-- Task brief --
Go through the listing and copy every line word for word.

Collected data

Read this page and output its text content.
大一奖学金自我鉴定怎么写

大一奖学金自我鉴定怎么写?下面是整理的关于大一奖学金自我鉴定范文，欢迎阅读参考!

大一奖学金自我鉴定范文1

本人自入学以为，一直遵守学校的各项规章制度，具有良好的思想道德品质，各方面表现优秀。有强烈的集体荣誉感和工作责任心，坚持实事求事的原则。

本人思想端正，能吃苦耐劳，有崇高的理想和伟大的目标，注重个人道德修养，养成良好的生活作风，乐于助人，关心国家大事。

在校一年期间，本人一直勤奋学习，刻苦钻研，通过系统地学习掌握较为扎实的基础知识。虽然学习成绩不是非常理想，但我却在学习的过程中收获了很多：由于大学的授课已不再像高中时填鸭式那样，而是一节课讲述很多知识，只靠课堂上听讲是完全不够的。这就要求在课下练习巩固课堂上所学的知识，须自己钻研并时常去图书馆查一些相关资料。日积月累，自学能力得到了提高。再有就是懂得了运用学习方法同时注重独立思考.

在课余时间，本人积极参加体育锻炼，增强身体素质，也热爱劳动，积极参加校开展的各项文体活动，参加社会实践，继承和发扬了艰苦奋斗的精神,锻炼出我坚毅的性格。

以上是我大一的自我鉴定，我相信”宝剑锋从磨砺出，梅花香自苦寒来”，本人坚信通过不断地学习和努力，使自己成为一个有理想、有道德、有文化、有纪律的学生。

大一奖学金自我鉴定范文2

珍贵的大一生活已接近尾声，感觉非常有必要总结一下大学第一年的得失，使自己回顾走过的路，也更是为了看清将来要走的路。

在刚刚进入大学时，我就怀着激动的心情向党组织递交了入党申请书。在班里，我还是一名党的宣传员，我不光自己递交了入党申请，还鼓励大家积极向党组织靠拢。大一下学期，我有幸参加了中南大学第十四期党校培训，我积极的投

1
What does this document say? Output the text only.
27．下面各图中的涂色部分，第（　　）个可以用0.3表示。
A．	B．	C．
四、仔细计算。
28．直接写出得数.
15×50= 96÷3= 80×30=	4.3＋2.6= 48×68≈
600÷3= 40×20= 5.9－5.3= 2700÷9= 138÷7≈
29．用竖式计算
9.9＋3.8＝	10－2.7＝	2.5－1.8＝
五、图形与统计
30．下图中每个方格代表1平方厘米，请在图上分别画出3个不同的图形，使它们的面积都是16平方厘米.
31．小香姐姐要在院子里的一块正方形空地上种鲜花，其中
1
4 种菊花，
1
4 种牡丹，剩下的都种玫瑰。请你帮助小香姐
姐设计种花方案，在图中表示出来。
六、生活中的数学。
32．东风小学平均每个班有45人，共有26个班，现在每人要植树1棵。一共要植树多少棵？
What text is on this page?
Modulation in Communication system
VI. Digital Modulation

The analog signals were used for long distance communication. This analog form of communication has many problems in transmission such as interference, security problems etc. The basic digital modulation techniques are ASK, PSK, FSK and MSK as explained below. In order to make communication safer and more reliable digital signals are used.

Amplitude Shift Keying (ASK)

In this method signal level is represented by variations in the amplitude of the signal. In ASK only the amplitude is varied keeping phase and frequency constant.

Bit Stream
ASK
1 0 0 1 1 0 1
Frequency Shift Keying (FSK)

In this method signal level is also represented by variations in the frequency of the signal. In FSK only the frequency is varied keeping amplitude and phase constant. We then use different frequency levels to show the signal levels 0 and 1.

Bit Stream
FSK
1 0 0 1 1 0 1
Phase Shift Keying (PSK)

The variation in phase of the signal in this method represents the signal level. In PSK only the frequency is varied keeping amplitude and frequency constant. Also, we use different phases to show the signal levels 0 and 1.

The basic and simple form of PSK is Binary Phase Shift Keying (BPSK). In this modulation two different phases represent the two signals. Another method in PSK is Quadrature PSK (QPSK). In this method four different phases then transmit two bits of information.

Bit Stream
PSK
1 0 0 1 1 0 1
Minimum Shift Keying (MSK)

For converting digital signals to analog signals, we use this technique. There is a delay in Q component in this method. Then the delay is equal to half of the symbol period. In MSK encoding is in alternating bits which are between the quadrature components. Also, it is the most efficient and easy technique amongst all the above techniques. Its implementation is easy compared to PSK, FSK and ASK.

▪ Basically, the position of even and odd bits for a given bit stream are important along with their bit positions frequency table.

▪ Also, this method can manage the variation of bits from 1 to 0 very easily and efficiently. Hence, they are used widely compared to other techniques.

-- Output of the task --
Read this page and output its text content.
大一奖学金自我鉴定怎么写

大一奖学金自我鉴定怎么写?下面是整理的关于大一奖学金自我鉴定范文，欢迎阅读参考!

大一奖学金自我鉴定范文1

本人自入学以为，一直遵守学校的各项规章制度，具有良好的思想道德品质，各方面表现优秀。有强烈的集体荣誉感和工作责任心，坚持实事求事的原则。

本人思想端正，能吃苦耐劳，有崇高的理想和伟大的目标，注重个人道德修养，养成良好的生活作风，乐于助人，关心国家大事。

在校一年期间，本人一直勤奋学习，刻苦钻研，通过系统地学习掌握较为扎实的基础知识。虽然学习成绩不是非常理想，但我却在学习的过程中收获了很多：由于大学的授课已不再像高中时填鸭式那样，而是一节课讲述很多知识，只靠课堂上听讲是完全不够的。这就要求在课下练习巩固课堂上所学的知识，须自己钻研并时常去图书馆查一些相关资料。日积月累，自学能力得到了提高。再有就是懂得了运用学习方法同时注重独立思考.

在课余时间，本人积极参加体育锻炼，增强身体素质，也热爱劳动，积极参加校开展的各项文体活动，参加社会实践，继承和发扬了艰苦奋斗的精神,锻炼出我坚毅的性格。

以上是我大一的自我鉴定，我相信”宝剑锋从磨砺出，梅花香自苦寒来”，本人坚信通过不断地学习和努力，使自己成为一个有理想、有道德、有文化、有纪律的学生。

大一奖学金自我鉴定范文2

珍贵的大一生活已接近尾声，感觉非常有必要总结一下大学第一年的得失，使自己回顾走过的路，也更是为了看清将来要走的路。

在刚刚进入大学时，我就怀着激动的心情向党组织递交了入党申请书。在班里，我还是一名党的宣传员，我不光自己递交了入党申请，还鼓励大家积极向党组织靠拢。大一下学期，我有幸参加了中南大学第十四期党校培训，我积极的投

1
What does this document say? Output the text only.
27．下面各图中的涂色部分，第（　　）个可以用0.3表示。
A．	B．	C．
四、仔细计算。
28．直接写出得数.
15×50= 96÷3= 80×30=	4.3＋2.6= 48×68≈
600÷3= 40×20= 5.9－5.3= 2700÷9= 138÷7≈
29．用竖式计算
9.9＋3.8＝	10－2.7＝	2.5－1.8＝
五、图形与统计
30．下图中每个方格代表1平方厘米，请在图上分别画出3个不同的图形，使它们的面积都是16平方厘米.
31．小香姐姐要在院子里的一块正方形空地上种鲜花，其中
1
4 种菊花，
1
4 种牡丹，剩下的都种玫瑰。请你帮助小香姐
姐设计种花方案，在图中表示出来。
六、生活中的数学。
32．东风小学平均每个班有45人，共有26个班，现在每人要植树1棵。一共要植树多少棵？
What text is on this page?
Modulation in Communication system
VI. Digital Modulation

The analog signals were used for long distance communication. This analog form of communication has many problems in transmission such as interference, security problems etc. The basic digital modulation techniques are ASK, PSK, FSK and MSK as explained below. In order to make communication safer and more reliable digital signals are used.

Amplitude Shift Keying (ASK)

In this method signal level is represented by variations in the amplitude of the signal. In ASK only the amplitude is varied keeping phase and frequency constant.

Bit Stream
ASK
1 0 0 1 1 0 1
Frequency Shift Keying (FSK)

In this method signal level is also represented by variations in the frequency of the signal. In FSK only the frequency is varied keeping amplitude and phase constant. We then use different frequency levels to show the signal levels 0 and 1.

Bit Stream
FSK
1 0 0 1 1 0 1
Phase Shift Keying (PSK)

The variation in phase of the signal in this method represents the signal level. In PSK only the frequency is varied keeping amplitude and frequency constant. Also, we use different phases to show the signal levels 0 and 1.

The basic and simple form of PSK is Binary Phase Shift Keying (BPSK). In this modulation two different phases represent the two signals. Another method in PSK is Quadrature PSK (QPSK). In this method four different phases then transmit two bits of information.

Bit Stream
PSK
1 0 0 1 1 0 1
Minimum Shift Keying (MSK)

For converting digital signals to analog signals, we use this technique. There is a delay in Q component in this method. Then the delay is equal to half of the symbol period. In MSK encoding is in alternating bits which are between the quadrature components. Also, it is the most efficient and easy technique amongst all the above techniques. Its implementation is easy compared to PSK, FSK and ASK.

▪ Basically, the position of even and odd bits for a given bit stream are important along with their bit positions frequency table.

▪ Also, this method can manage the variation of bits from 1 to 0 very easily and efficiently. Hence, they are used widely compared to other techniques.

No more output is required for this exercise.